Request
Return the news excerpt below, about Eric Shinseki and Tennessee's electric chair law, word for word and in full.

Passage provided
════
Even as a growing number of Republicans and some Democrats have called for his resignation, Secretary of Veterans Affairs Eric Shinseki was on Capitol Hill on Thursday meeting with the Senate’s No. 2 Democrat, Dick Durbin of Illinois.

A resolution also has been introduced seeking a House vote calling for Shinseki’s resignation.

The Senate Appropriations Committee, meanwhile, approved a VA spending bill that would provide an additional $5 million for a VA inspector general’s investigation, give the VA secretary give new authority to fire or demote employees, and freeze bonuses to senior VA employees until the review is complete.

Tennessee brings back electric chair

NASHVILLE, Tenn. — Republican Gov. Bill Haslam signed a bill into law Thursday allowing Tennessee to electrocute death-row inmates in the event prisons are unable to obtain the drugs used in lethal injections, which have become more and more scarce since a European-led boycott of drug sales for executions.

Tennessee lawmakers overwhelmingly passed the electric-chair legislation in April.

Richard Dieter, the executive director of the Death Penalty Information Center, said Tennessee is the first state to enact a law to reintroduce the electric chair without giving prisoners an option.
════
Recorded information
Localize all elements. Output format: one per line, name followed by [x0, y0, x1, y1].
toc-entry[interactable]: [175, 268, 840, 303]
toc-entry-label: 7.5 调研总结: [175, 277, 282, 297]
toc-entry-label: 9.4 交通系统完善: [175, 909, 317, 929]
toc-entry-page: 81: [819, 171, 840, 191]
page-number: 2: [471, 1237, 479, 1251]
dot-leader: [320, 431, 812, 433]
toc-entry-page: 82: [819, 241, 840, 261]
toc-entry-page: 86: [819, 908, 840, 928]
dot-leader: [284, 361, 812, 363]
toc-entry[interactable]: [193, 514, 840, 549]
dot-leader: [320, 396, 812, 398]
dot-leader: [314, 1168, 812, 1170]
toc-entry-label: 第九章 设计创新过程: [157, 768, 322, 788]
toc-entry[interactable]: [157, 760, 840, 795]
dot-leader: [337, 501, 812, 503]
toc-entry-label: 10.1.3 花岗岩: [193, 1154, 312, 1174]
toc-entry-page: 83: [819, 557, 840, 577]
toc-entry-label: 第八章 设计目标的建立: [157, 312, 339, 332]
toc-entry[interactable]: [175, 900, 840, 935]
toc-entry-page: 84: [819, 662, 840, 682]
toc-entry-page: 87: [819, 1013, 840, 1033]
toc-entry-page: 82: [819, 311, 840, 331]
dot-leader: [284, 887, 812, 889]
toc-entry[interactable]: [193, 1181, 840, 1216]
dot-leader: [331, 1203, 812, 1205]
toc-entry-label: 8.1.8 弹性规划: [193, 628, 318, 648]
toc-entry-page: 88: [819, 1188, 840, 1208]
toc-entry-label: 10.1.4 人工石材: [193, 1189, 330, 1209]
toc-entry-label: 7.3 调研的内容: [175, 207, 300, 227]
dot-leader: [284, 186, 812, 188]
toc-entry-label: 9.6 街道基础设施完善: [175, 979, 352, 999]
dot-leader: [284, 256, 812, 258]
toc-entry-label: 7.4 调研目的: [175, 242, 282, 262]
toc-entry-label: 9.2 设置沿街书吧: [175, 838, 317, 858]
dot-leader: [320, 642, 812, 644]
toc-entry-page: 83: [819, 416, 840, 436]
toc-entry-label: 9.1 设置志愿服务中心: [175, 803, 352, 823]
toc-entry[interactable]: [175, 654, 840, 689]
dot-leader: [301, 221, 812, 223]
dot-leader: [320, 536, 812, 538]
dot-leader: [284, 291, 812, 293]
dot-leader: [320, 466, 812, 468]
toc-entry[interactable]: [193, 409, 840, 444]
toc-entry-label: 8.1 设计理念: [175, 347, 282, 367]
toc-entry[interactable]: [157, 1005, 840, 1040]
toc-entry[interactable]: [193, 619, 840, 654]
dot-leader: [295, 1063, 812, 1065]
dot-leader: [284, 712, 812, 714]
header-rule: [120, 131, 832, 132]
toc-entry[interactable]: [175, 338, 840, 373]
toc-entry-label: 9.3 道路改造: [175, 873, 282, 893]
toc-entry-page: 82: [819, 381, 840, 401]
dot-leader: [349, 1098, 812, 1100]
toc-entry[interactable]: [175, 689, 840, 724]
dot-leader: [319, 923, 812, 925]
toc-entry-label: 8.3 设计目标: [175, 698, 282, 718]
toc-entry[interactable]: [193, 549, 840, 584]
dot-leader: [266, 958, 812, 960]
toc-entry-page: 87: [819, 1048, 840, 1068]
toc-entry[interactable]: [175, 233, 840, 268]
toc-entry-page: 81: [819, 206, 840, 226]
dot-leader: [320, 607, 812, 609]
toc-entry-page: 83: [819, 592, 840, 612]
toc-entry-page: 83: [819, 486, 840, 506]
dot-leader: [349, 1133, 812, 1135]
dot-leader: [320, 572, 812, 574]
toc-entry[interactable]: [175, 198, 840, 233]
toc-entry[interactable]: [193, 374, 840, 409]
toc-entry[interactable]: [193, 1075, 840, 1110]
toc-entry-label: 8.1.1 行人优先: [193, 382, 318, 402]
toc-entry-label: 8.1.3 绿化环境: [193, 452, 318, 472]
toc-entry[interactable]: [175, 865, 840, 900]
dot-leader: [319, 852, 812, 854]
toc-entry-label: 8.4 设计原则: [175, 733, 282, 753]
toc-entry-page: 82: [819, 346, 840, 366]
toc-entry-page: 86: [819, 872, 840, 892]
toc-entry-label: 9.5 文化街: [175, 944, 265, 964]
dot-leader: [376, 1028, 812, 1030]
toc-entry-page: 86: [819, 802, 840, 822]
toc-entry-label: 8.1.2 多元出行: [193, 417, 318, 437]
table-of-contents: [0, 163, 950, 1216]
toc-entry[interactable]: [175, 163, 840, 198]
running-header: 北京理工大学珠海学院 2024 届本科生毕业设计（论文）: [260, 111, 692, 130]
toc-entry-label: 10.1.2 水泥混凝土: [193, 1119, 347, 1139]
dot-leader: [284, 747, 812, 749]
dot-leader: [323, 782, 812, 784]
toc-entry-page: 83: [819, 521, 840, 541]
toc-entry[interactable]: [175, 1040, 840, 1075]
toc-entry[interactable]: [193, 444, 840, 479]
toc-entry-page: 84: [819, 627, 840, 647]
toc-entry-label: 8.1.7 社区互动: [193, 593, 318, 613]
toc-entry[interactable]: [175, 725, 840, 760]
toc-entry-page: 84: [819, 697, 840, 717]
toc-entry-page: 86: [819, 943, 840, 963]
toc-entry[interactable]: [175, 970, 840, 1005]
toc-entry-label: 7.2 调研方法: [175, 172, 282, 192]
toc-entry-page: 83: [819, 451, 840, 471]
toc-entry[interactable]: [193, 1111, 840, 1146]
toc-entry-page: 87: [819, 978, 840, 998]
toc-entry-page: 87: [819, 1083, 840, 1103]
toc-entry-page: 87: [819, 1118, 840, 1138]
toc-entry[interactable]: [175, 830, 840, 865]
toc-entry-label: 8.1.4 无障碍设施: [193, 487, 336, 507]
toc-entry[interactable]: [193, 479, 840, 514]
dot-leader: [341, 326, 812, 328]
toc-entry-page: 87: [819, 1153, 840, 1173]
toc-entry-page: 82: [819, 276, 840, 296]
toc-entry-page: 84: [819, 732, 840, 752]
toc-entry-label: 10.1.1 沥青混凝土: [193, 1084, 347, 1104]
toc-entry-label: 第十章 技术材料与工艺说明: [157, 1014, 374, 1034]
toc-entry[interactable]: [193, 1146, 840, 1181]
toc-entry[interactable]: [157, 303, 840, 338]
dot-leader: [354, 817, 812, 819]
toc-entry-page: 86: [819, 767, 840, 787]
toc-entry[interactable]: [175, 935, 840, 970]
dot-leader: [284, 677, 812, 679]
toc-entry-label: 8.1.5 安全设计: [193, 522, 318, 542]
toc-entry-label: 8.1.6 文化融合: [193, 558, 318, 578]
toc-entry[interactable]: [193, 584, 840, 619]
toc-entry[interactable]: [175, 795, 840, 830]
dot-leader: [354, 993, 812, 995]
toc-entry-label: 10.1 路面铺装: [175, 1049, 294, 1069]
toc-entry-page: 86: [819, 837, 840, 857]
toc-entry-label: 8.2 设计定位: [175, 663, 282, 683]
════
Answer to this task
Even as a growing number of Republicans and some Democrats have called for his resignation, Secretary of Veterans Affairs Eric Shinseki was on Capitol Hill on Thursday meeting with the Senate’s No. 2 Democrat, Dick Durbin of Illinois.

A resolution also has been introduced seeking a House vote calling for Shinseki’s resignation.

The Senate Appropriations Committee, meanwhile, approved a VA spending bill that would provide an additional $5 million for a VA inspector general’s investigation, give the VA secretary give new authority to fire or demote employees, and freeze bonuses to senior VA employees until the review is complete.

Tennessee brings back electric chair

NASHVILLE, Tenn. — Republican Gov. Bill Haslam signed a bill into law Thursday allowing Tennessee to electrocute death-row inmates in the event prisons are unable to obtain the drugs used in lethal injections, which have become more and more scarce since a European-led boycott of drug sales for executions.

Tennessee lawmakers overwhelmingly passed the electric-chair legislation in April.

Richard Dieter, the executive director of the Death Penalty Information Center, said Tennessee is the first state to enact a law to reintroduce the electric chair without giving prisoners an option.